>>>>

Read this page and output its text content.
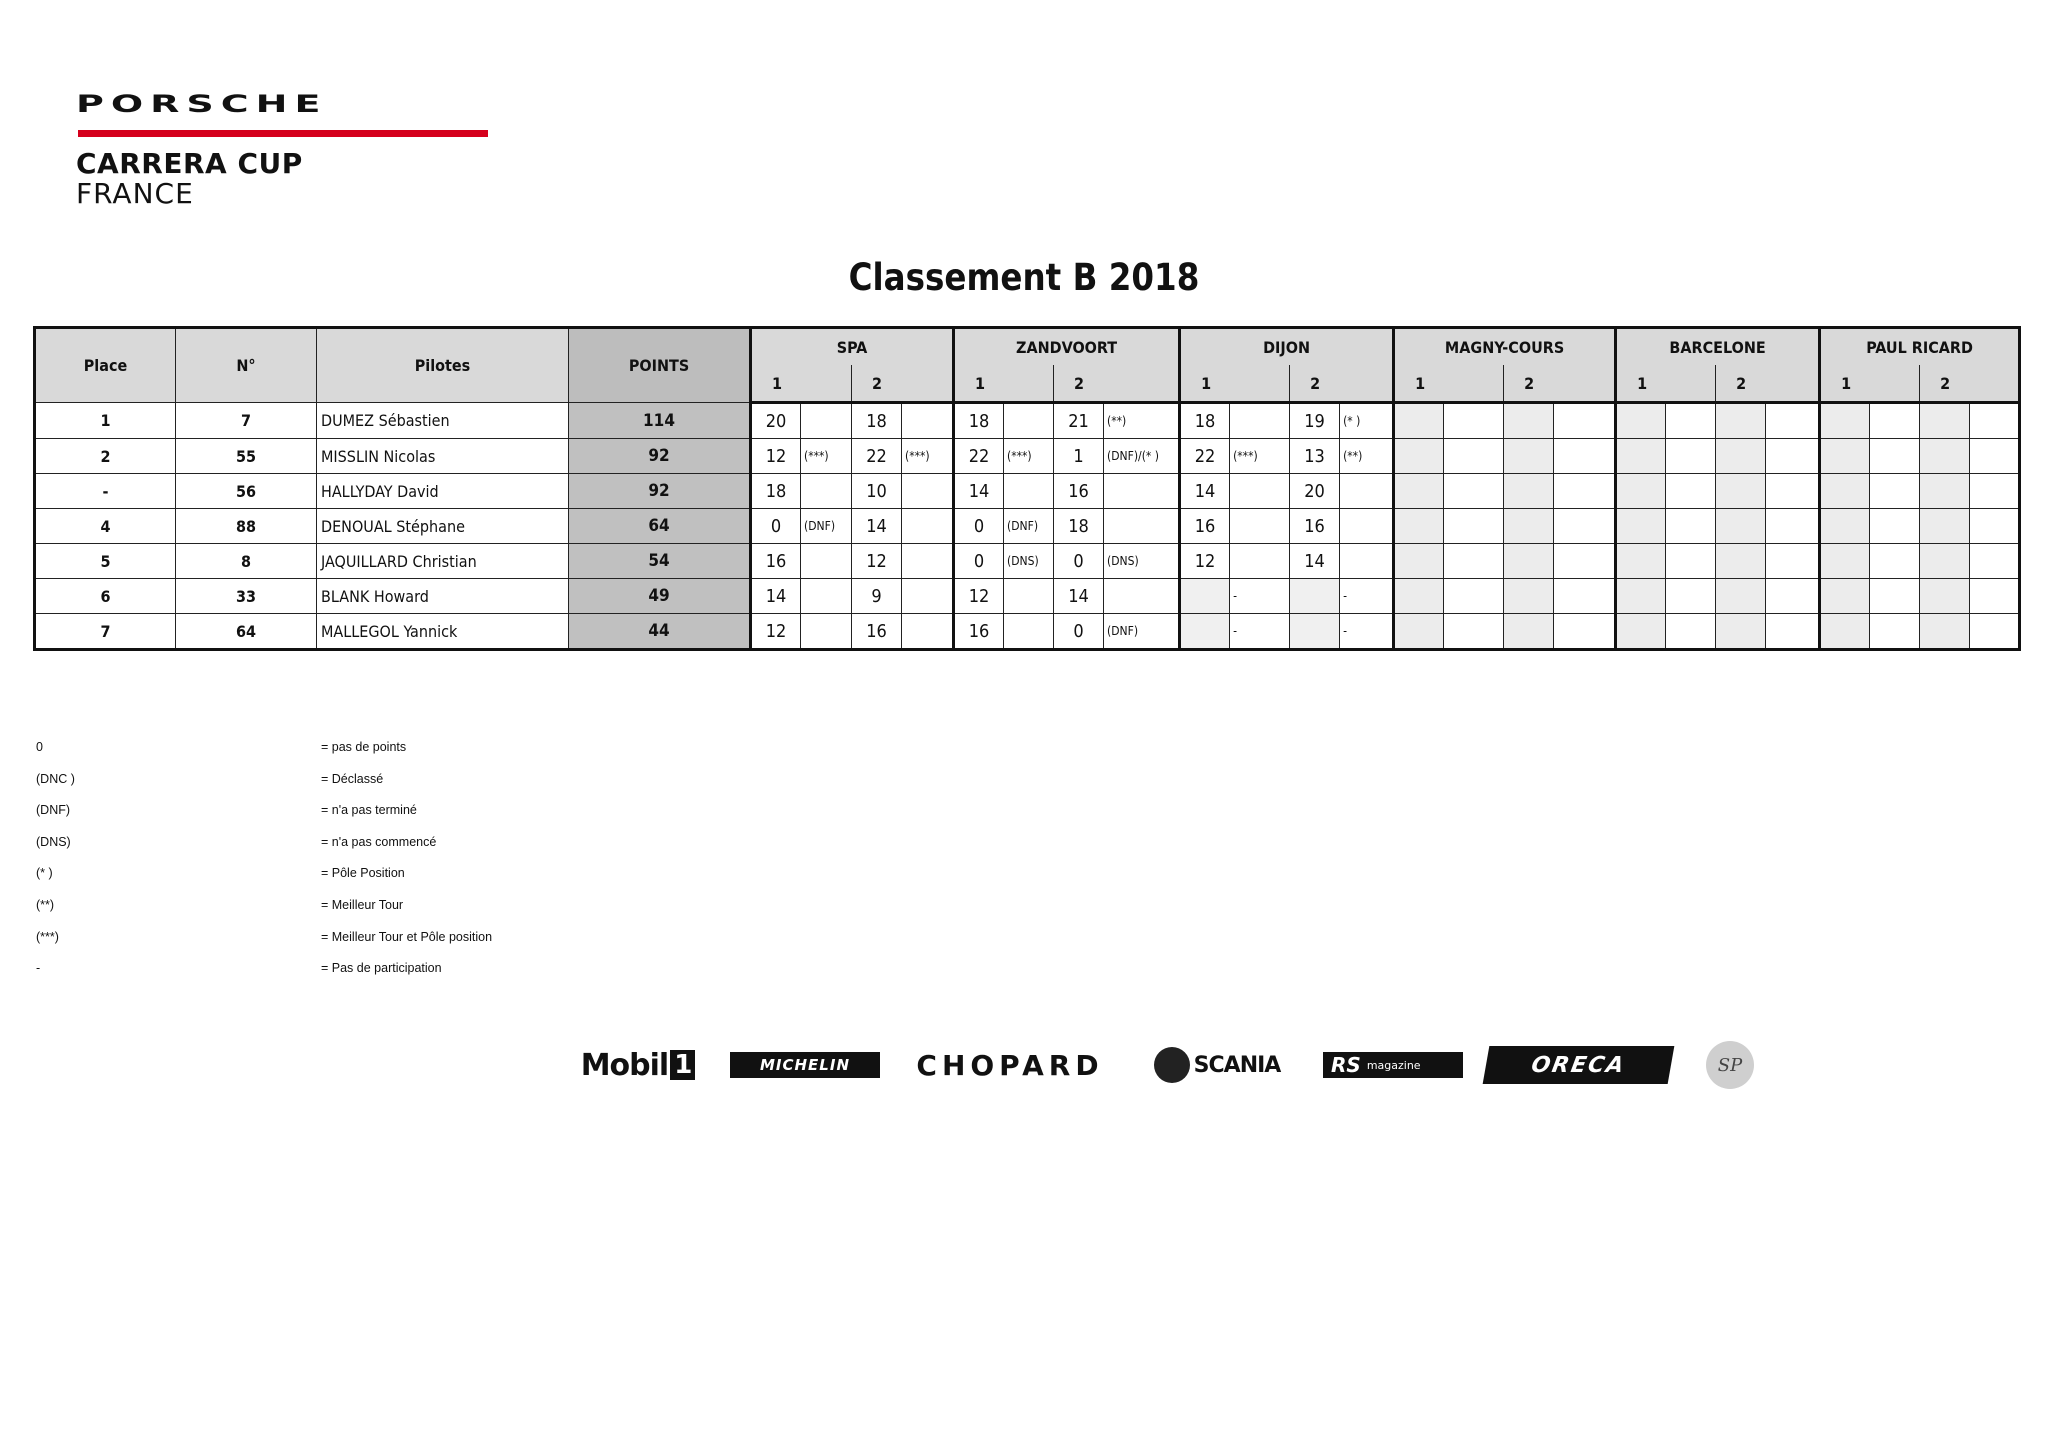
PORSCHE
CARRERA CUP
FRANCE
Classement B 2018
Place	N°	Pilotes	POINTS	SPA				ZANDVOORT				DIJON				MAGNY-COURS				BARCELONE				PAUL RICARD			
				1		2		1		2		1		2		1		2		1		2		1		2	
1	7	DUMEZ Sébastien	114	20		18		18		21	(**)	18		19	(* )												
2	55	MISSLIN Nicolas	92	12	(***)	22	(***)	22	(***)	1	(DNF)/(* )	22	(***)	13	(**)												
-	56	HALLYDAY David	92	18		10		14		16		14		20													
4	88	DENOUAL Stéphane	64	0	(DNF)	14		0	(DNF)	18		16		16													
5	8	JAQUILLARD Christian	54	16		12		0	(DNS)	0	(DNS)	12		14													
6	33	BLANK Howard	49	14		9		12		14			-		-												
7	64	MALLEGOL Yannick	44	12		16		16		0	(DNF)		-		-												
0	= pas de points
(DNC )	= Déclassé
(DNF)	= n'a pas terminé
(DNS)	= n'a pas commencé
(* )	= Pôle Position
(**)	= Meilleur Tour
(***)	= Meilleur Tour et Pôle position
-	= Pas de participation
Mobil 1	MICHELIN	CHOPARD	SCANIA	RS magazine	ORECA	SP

<<<<

▶ **Stated problem**: Pictures excluded, quote all the data above exactly.

▶ **Result of this exercise**:
Read this page and output its text content.
PORSCHE
CARRERA CUP
FRANCE
Classement B 2018
Place	N°	Pilotes	POINTS	SPA				ZANDVOORT				DIJON				MAGNY-COURS				BARCELONE				PAUL RICARD			
				1		2		1		2		1		2		1		2		1		2		1		2	
1	7	DUMEZ Sébastien	114	20		18		18		21	(**)	18		19	(* )												
2	55	MISSLIN Nicolas	92	12	(***)	22	(***)	22	(***)	1	(DNF)/(* )	22	(***)	13	(**)												
-	56	HALLYDAY David	92	18		10		14		16		14		20													
4	88	DENOUAL Stéphane	64	0	(DNF)	14		0	(DNF)	18		16		16													
5	8	JAQUILLARD Christian	54	16		12		0	(DNS)	0	(DNS)	12		14													
6	33	BLANK Howard	49	14		9		12		14			-		-												
7	64	MALLEGOL Yannick	44	12		16		16		0	(DNF)		-		-												
0	= pas de points
(DNC )	= Déclassé
(DNF)	= n'a pas terminé
(DNS)	= n'a pas commencé
(* )	= Pôle Position
(**)	= Meilleur Tour
(***)	= Meilleur Tour et Pôle position
-	= Pas de participation
Mobil 1	MICHELIN	CHOPARD	SCANIA	RS magazine	ORECA	SP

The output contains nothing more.